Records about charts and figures
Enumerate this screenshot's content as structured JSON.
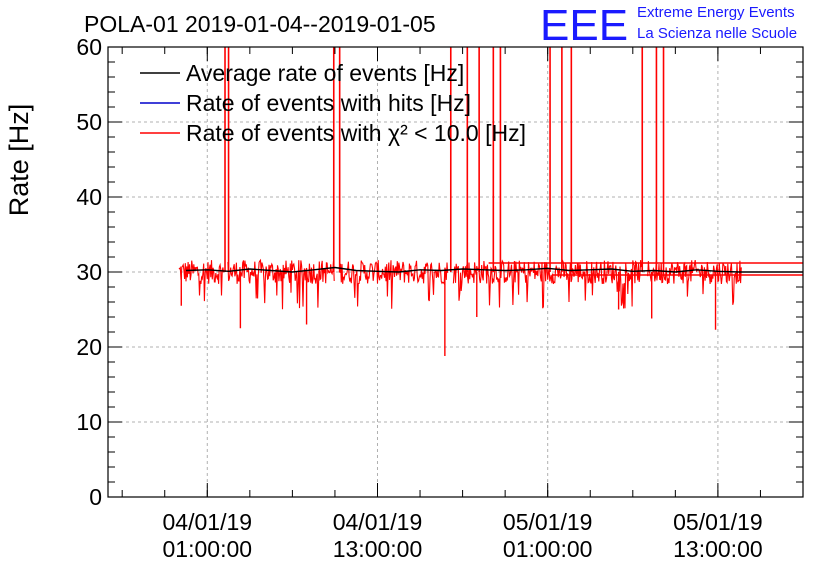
{
  "chart_data": {
    "type": "line",
    "title": "POLA-01 2019-01-04--2019-01-05",
    "ylabel": "Rate [Hz]",
    "xlabel": "",
    "ylim": [
      0,
      60
    ],
    "yticks": [
      "0",
      "10",
      "20",
      "30",
      "40",
      "50",
      "60"
    ],
    "xticks": [
      {
        "value": "2019-01-04T01:00:00",
        "line1": "04/01/19",
        "line2": "01:00:00"
      },
      {
        "value": "2019-01-04T13:00:00",
        "line1": "04/01/19",
        "line2": "13:00:00"
      },
      {
        "value": "2019-01-05T01:00:00",
        "line1": "05/01/19",
        "line2": "01:00:00"
      },
      {
        "value": "2019-01-05T13:00:00",
        "line1": "05/01/19",
        "line2": "13:00:00"
      }
    ],
    "xlim": [
      "2019-01-03T18:00:00",
      "2019-01-05T19:00:00"
    ],
    "grid": true,
    "legend_position": "top-left",
    "series": [
      {
        "name": "Average rate of events [Hz]",
        "color": "#000000",
        "points": [
          [
            "2019-01-03T23:30:00",
            30.2
          ],
          [
            "2019-01-04T01:00:00",
            30.3
          ],
          [
            "2019-01-04T02:30:00",
            30.1
          ],
          [
            "2019-01-04T04:00:00",
            30.4
          ],
          [
            "2019-01-04T05:30:00",
            30.2
          ],
          [
            "2019-01-04T07:00:00",
            30.0
          ],
          [
            "2019-01-04T08:30:00",
            30.3
          ],
          [
            "2019-01-04T10:00:00",
            30.6
          ],
          [
            "2019-01-04T11:30:00",
            30.2
          ],
          [
            "2019-01-04T13:00:00",
            30.1
          ],
          [
            "2019-01-04T14:30:00",
            30.0
          ],
          [
            "2019-01-04T16:00:00",
            30.3
          ],
          [
            "2019-01-04T17:30:00",
            30.2
          ],
          [
            "2019-01-04T19:00:00",
            30.4
          ],
          [
            "2019-01-04T20:30:00",
            30.3
          ],
          [
            "2019-01-04T22:00:00",
            30.2
          ],
          [
            "2019-01-04T23:30:00",
            30.3
          ],
          [
            "2019-01-05T01:00:00",
            30.5
          ],
          [
            "2019-01-05T02:30:00",
            30.2
          ],
          [
            "2019-01-05T04:00:00",
            30.3
          ],
          [
            "2019-01-05T05:30:00",
            30.4
          ],
          [
            "2019-01-05T07:00:00",
            30.1
          ],
          [
            "2019-01-05T08:30:00",
            30.2
          ],
          [
            "2019-01-05T10:00:00",
            30.0
          ],
          [
            "2019-01-05T11:30:00",
            30.3
          ],
          [
            "2019-01-05T13:00:00",
            30.1
          ],
          [
            "2019-01-05T14:30:00",
            30.0
          ],
          [
            "2019-01-05T19:00:00",
            30.0
          ]
        ]
      },
      {
        "name": "Rate of events with hits [Hz]",
        "color": "#0000cc",
        "points": []
      },
      {
        "name": "Rate of events with χ² < 10.0 [Hz]",
        "color": "#ff0000",
        "baseline": 30.0,
        "noise": 1.6,
        "start": "2019-01-03T23:00:00",
        "end": "2019-01-05T14:40:00",
        "gaps": [
          [
            "2019-01-04T02:10:00",
            "2019-01-04T02:25:00"
          ],
          [
            "2019-01-04T10:00:00",
            "2019-01-04T10:15:00"
          ],
          [
            "2019-01-04T18:00:00",
            "2019-01-04T18:20:00"
          ],
          [
            "2019-01-05T07:40:00",
            "2019-01-05T08:00:00"
          ]
        ],
        "dips": [
          [
            "2019-01-03T23:10:00",
            25.5
          ],
          [
            "2019-01-04T03:20:00",
            22.5
          ],
          [
            "2019-01-04T08:00:00",
            23.0
          ],
          [
            "2019-01-04T17:45:00",
            18.8
          ],
          [
            "2019-01-04T20:00:00",
            24.0
          ],
          [
            "2019-01-05T06:00:00",
            25.0
          ],
          [
            "2019-01-05T08:20:00",
            23.8
          ],
          [
            "2019-01-05T12:50:00",
            22.3
          ]
        ],
        "spikes": [
          "2019-01-04T02:15:00",
          "2019-01-04T02:30:00",
          "2019-01-04T09:55:00",
          "2019-01-04T10:20:00",
          "2019-01-04T18:10:00",
          "2019-01-04T19:20:00",
          "2019-01-04T20:10:00",
          "2019-01-04T21:10:00",
          "2019-01-04T21:40:00",
          "2019-01-05T01:10:00",
          "2019-01-05T02:00:00",
          "2019-01-05T02:40:00",
          "2019-01-05T07:40:00",
          "2019-01-05T08:40:00",
          "2019-01-05T09:10:00"
        ],
        "offsets": [
          [
            "2019-01-04T20:50:00",
            "2019-01-05T19:00:00",
            31.2
          ],
          [
            "2019-01-05T01:20:00",
            "2019-01-05T19:00:00",
            29.6
          ]
        ]
      }
    ]
  },
  "logo": {
    "mark": "EEE",
    "line1": "Extreme Energy Events",
    "line2": "La Scienza nelle Scuole",
    "color": "#1a1aff"
  }
}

> **DESCRIPTION OF THE TASK**: Reproduce each line exactly, please, except for any pictures.

> **COMPLETED EXERCISE**:
Enumerate this screenshot's content as structured JSON.
{
  "chart_data": {
    "type": "line",
    "title": "POLA-01 2019-01-04--2019-01-05",
    "ylabel": "Rate [Hz]",
    "xlabel": "",
    "ylim": [
      0,
      60
    ],
    "yticks": [
      "0",
      "10",
      "20",
      "30",
      "40",
      "50",
      "60"
    ],
    "xticks": [
      {
        "value": "2019-01-04T01:00:00",
        "line1": "04/01/19",
        "line2": "01:00:00"
      },
      {
        "value": "2019-01-04T13:00:00",
        "line1": "04/01/19",
        "line2": "13:00:00"
      },
      {
        "value": "2019-01-05T01:00:00",
        "line1": "05/01/19",
        "line2": "01:00:00"
      },
      {
        "value": "2019-01-05T13:00:00",
        "line1": "05/01/19",
        "line2": "13:00:00"
      }
    ],
    "xlim": [
      "2019-01-03T18:00:00",
      "2019-01-05T19:00:00"
    ],
    "grid": true,
    "legend_position": "top-left",
    "series": [
      {
        "name": "Average rate of events [Hz]",
        "color": "#000000",
        "points": [
          [
            "2019-01-03T23:30:00",
            30.2
          ],
          [
            "2019-01-04T01:00:00",
            30.3
          ],
          [
            "2019-01-04T02:30:00",
            30.1
          ],
          [
            "2019-01-04T04:00:00",
            30.4
          ],
          [
            "2019-01-04T05:30:00",
            30.2
          ],
          [
            "2019-01-04T07:00:00",
            30.0
          ],
          [
            "2019-01-04T08:30:00",
            30.3
          ],
          [
            "2019-01-04T10:00:00",
            30.6
          ],
          [
            "2019-01-04T11:30:00",
            30.2
          ],
          [
            "2019-01-04T13:00:00",
            30.1
          ],
          [
            "2019-01-04T14:30:00",
            30.0
          ],
          [
            "2019-01-04T16:00:00",
            30.3
          ],
          [
            "2019-01-04T17:30:00",
            30.2
          ],
          [
            "2019-01-04T19:00:00",
            30.4
          ],
          [
            "2019-01-04T20:30:00",
            30.3
          ],
          [
            "2019-01-04T22:00:00",
            30.2
          ],
          [
            "2019-01-04T23:30:00",
            30.3
          ],
          [
            "2019-01-05T01:00:00",
            30.5
          ],
          [
            "2019-01-05T02:30:00",
            30.2
          ],
          [
            "2019-01-05T04:00:00",
            30.3
          ],
          [
            "2019-01-05T05:30:00",
            30.4
          ],
          [
            "2019-01-05T07:00:00",
            30.1
          ],
          [
            "2019-01-05T08:30:00",
            30.2
          ],
          [
            "2019-01-05T10:00:00",
            30.0
          ],
          [
            "2019-01-05T11:30:00",
            30.3
          ],
          [
            "2019-01-05T13:00:00",
            30.1
          ],
          [
            "2019-01-05T14:30:00",
            30.0
          ],
          [
            "2019-01-05T19:00:00",
            30.0
          ]
        ]
      },
      {
        "name": "Rate of events with hits [Hz]",
        "color": "#0000cc",
        "points": []
      },
      {
        "name": "Rate of events with χ² < 10.0 [Hz]",
        "color": "#ff0000",
        "baseline": 30.0,
        "noise": 1.6,
        "start": "2019-01-03T23:00:00",
        "end": "2019-01-05T14:40:00",
        "gaps": [
          [
            "2019-01-04T02:10:00",
            "2019-01-04T02:25:00"
          ],
          [
            "2019-01-04T10:00:00",
            "2019-01-04T10:15:00"
          ],
          [
            "2019-01-04T18:00:00",
            "2019-01-04T18:20:00"
          ],
          [
            "2019-01-05T07:40:00",
            "2019-01-05T08:00:00"
          ]
        ],
        "dips": [
          [
            "2019-01-03T23:10:00",
            25.5
          ],
          [
            "2019-01-04T03:20:00",
            22.5
          ],
          [
            "2019-01-04T08:00:00",
            23.0
          ],
          [
            "2019-01-04T17:45:00",
            18.8
          ],
          [
            "2019-01-04T20:00:00",
            24.0
          ],
          [
            "2019-01-05T06:00:00",
            25.0
          ],
          [
            "2019-01-05T08:20:00",
            23.8
          ],
          [
            "2019-01-05T12:50:00",
            22.3
          ]
        ],
        "spikes": [
          "2019-01-04T02:15:00",
          "2019-01-04T02:30:00",
          "2019-01-04T09:55:00",
          "2019-01-04T10:20:00",
          "2019-01-04T18:10:00",
          "2019-01-04T19:20:00",
          "2019-01-04T20:10:00",
          "2019-01-04T21:10:00",
          "2019-01-04T21:40:00",
          "2019-01-05T01:10:00",
          "2019-01-05T02:00:00",
          "2019-01-05T02:40:00",
          "2019-01-05T07:40:00",
          "2019-01-05T08:40:00",
          "2019-01-05T09:10:00"
        ],
        "offsets": [
          [
            "2019-01-04T20:50:00",
            "2019-01-05T19:00:00",
            31.2
          ],
          [
            "2019-01-05T01:20:00",
            "2019-01-05T19:00:00",
            29.6
          ]
        ]
      }
    ]
  },
  "logo": {
    "mark": "EEE",
    "line1": "Extreme Energy Events",
    "line2": "La Scienza nelle Scuole",
    "color": "#1a1aff"
  }
}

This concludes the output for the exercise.